-- start of Source material --

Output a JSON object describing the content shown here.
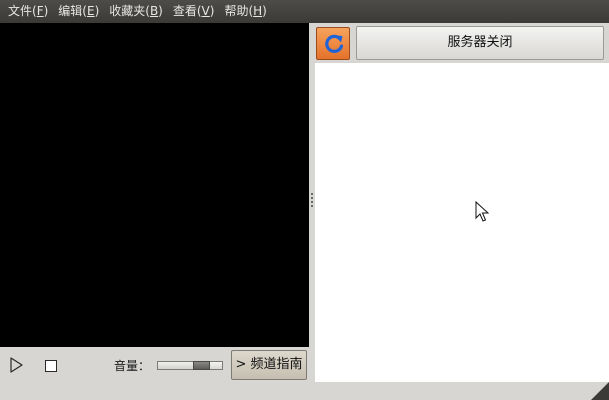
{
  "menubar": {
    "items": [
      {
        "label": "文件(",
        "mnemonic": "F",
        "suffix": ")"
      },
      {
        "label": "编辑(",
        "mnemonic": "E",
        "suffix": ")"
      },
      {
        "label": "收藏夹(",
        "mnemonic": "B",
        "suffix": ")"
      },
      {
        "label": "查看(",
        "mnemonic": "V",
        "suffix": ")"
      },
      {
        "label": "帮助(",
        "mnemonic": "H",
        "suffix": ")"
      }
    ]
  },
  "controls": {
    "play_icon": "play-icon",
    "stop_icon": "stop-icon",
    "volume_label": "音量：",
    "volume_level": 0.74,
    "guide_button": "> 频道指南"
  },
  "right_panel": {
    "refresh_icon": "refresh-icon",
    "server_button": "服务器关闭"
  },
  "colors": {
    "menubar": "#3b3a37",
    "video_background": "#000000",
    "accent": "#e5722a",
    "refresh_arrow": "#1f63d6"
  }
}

-- end of Source material --

**What the exercise asks**. Output the entries above exactly, without their pictures.

**Exercise response**.
Output a JSON object describing the content shown here.
{
  "menubar": {
    "items": [
      {
        "label": "文件(",
        "mnemonic": "F",
        "suffix": ")"
      },
      {
        "label": "编辑(",
        "mnemonic": "E",
        "suffix": ")"
      },
      {
        "label": "收藏夹(",
        "mnemonic": "B",
        "suffix": ")"
      },
      {
        "label": "查看(",
        "mnemonic": "V",
        "suffix": ")"
      },
      {
        "label": "帮助(",
        "mnemonic": "H",
        "suffix": ")"
      }
    ]
  },
  "controls": {
    "play_icon": "play-icon",
    "stop_icon": "stop-icon",
    "volume_label": "音量：",
    "volume_level": 0.74,
    "guide_button": "> 频道指南"
  },
  "right_panel": {
    "refresh_icon": "refresh-icon",
    "server_button": "服务器关闭"
  },
  "colors": {
    "menubar": "#3b3a37",
    "video_background": "#000000",
    "accent": "#e5722a",
    "refresh_arrow": "#1f63d6"
  }
}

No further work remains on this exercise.